▶ [What the task requires]:
Reproduce each line exactly, including spacing and punctuation.

[start Records supplied]

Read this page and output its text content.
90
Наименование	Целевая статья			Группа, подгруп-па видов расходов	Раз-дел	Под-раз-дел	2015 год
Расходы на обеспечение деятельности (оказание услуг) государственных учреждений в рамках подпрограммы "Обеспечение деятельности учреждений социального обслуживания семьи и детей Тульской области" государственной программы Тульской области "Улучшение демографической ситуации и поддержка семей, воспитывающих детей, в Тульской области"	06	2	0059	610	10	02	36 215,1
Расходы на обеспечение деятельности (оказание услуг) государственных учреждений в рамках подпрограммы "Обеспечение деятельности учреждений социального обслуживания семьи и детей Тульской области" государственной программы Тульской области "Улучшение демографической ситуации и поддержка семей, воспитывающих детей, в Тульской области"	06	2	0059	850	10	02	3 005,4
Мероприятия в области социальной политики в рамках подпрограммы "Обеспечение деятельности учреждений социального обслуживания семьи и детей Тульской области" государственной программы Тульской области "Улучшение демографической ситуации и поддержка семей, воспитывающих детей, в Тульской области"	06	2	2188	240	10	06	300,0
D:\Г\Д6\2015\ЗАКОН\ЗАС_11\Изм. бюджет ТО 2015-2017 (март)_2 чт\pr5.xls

[end Records supplied]

▶ [Task output]:
Read this page and output its text content.
90
Наименование	Целевая статья			Группа, подгруп-па видов расходов	Раз-дел	Под-раз-дел	2015 год
Расходы на обеспечение деятельности (оказание услуг) государственных учреждений в рамках подпрограммы "Обеспечение деятельности учреждений социального обслуживания семьи и детей Тульской области" государственной программы Тульской области "Улучшение демографической ситуации и поддержка семей, воспитывающих детей, в Тульской области"	06	2	0059	610	10	02	36 215,1
Расходы на обеспечение деятельности (оказание услуг) государственных учреждений в рамках подпрограммы "Обеспечение деятельности учреждений социального обслуживания семьи и детей Тульской области" государственной программы Тульской области "Улучшение демографической ситуации и поддержка семей, воспитывающих детей, в Тульской области"	06	2	0059	850	10	02	3 005,4
Мероприятия в области социальной политики в рамках подпрограммы "Обеспечение деятельности учреждений социального обслуживания семьи и детей Тульской области" государственной программы Тульской области "Улучшение демографической ситуации и поддержка семей, воспитывающих детей, в Тульской области"	06	2	2188	240	10	06	300,0
D:\Г\Д6\2015\ЗАКОН\ЗАС_11\Изм. бюджет ТО 2015-2017 (март)_2 чт\pr5.xls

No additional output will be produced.